What you have to do
Copy out the listing in full, exactly as written, but not its pictures.

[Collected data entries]
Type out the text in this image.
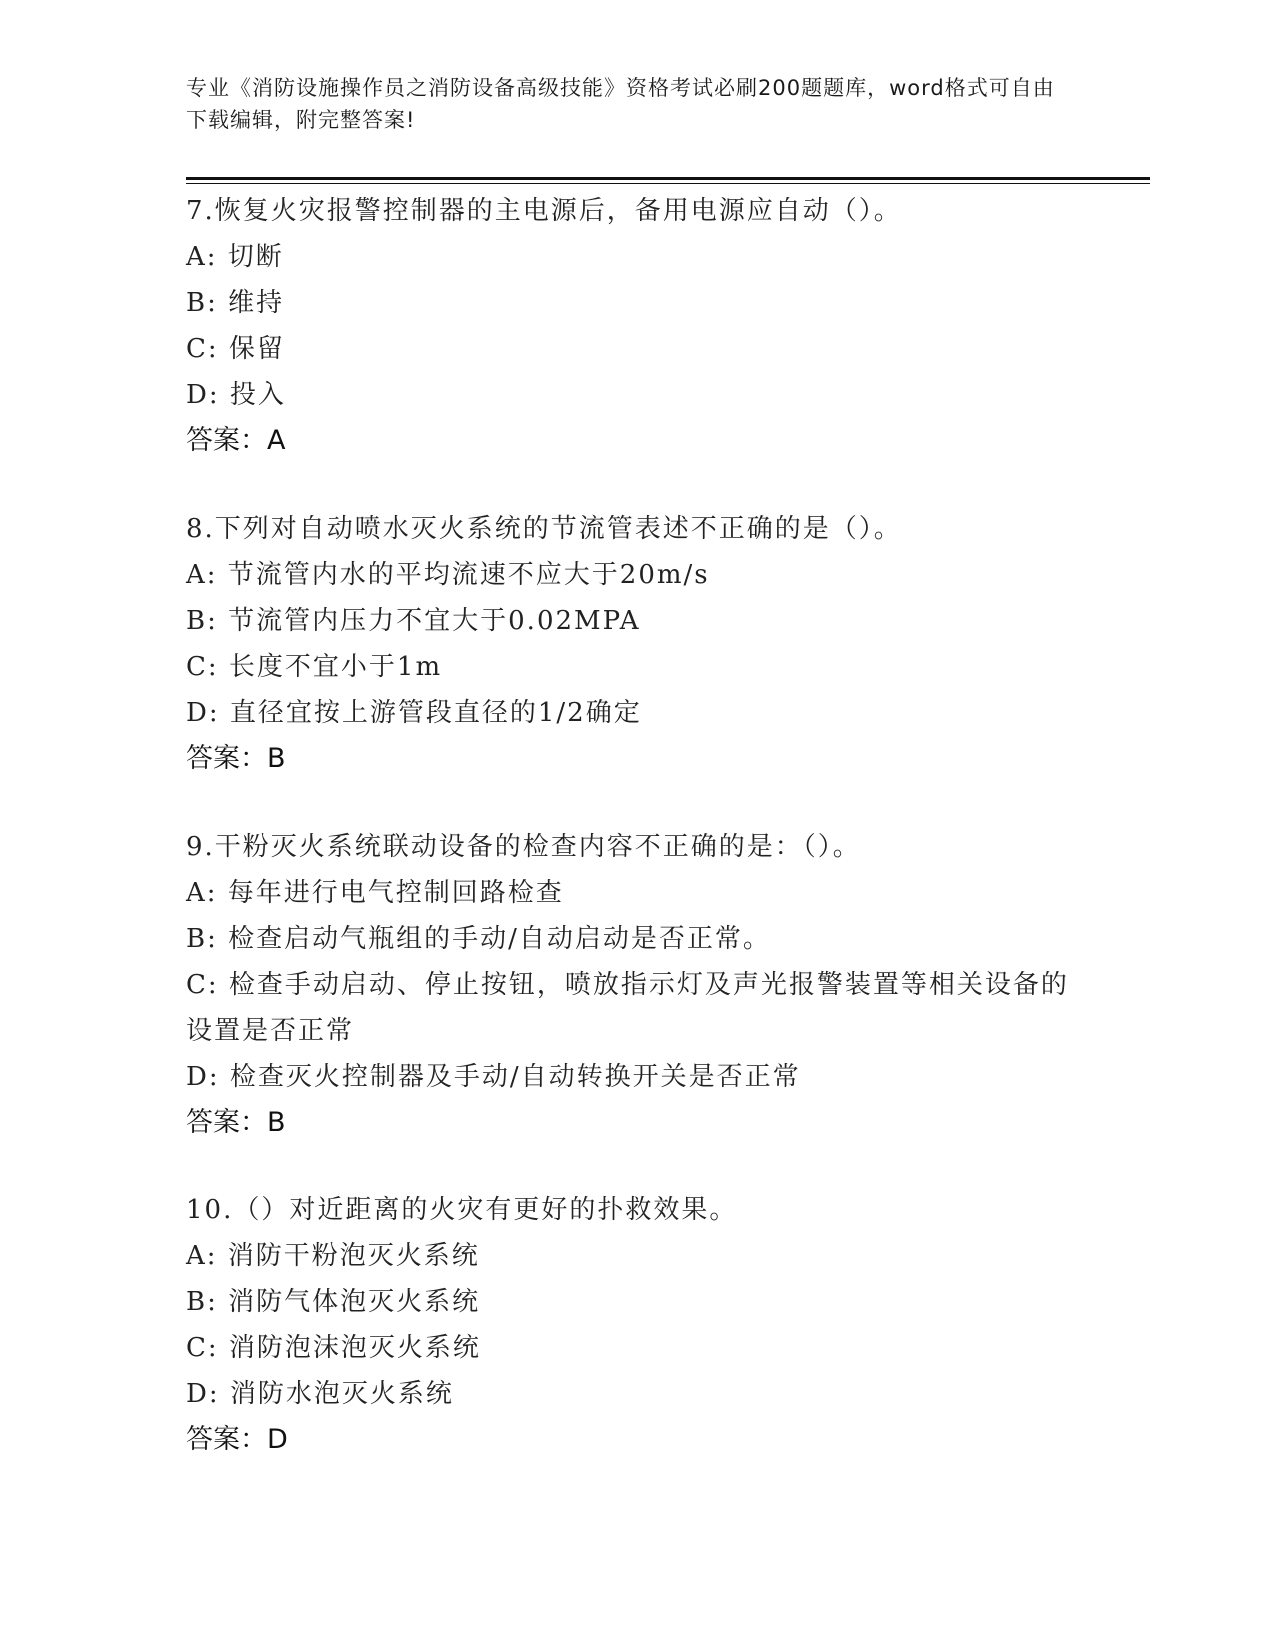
专业《消防设施操作员之消防设备高级技能》资格考试必刷200题题库，word格式可自由下载编辑，附完整答案!
7.恢复火灾报警控制器的主电源后，备用电源应自动（）。
A: 切断
B: 维持
C: 保留
D: 投入
答案：A
8.下列对自动喷水灭火系统的节流管表述不正确的是（）。
A: 节流管内水的平均流速不应大于20m/s
B: 节流管内压力不宜大于0.02MPA
C: 长度不宜小于1m
D: 直径宜按上游管段直径的1/2确定
答案：B
9.干粉灭火系统联动设备的检查内容不正确的是：（）。
A: 每年进行电气控制回路检查
B: 检查启动气瓶组的手动/自动启动是否正常。
C: 检查手动启动、停止按钮，喷放指示灯及声光报警装置等相关设备的设置是否正常
D: 检查灭火控制器及手动/自动转换开关是否正常
答案：B
10.（）对近距离的火灾有更好的扑救效果。
A: 消防干粉泡灭火系统
B: 消防气体泡灭火系统
C: 消防泡沫泡灭火系统
D: 消防水泡灭火系统
答案：D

The solution
Type out the text in this image.
专业《消防设施操作员之消防设备高级技能》资格考试必刷200题题库，word格式可自由下载编辑，附完整答案!
7.恢复火灾报警控制器的主电源后，备用电源应自动（）。
A: 切断
B: 维持
C: 保留
D: 投入
答案：A
8.下列对自动喷水灭火系统的节流管表述不正确的是（）。
A: 节流管内水的平均流速不应大于20m/s
B: 节流管内压力不宜大于0.02MPA
C: 长度不宜小于1m
D: 直径宜按上游管段直径的1/2确定
答案：B
9.干粉灭火系统联动设备的检查内容不正确的是：（）。
A: 每年进行电气控制回路检查
B: 检查启动气瓶组的手动/自动启动是否正常。
C: 检查手动启动、停止按钮，喷放指示灯及声光报警装置等相关设备的设置是否正常
D: 检查灭火控制器及手动/自动转换开关是否正常
答案：B
10.（）对近距离的火灾有更好的扑救效果。
A: 消防干粉泡灭火系统
B: 消防气体泡灭火系统
C: 消防泡沫泡灭火系统
D: 消防水泡灭火系统
答案：D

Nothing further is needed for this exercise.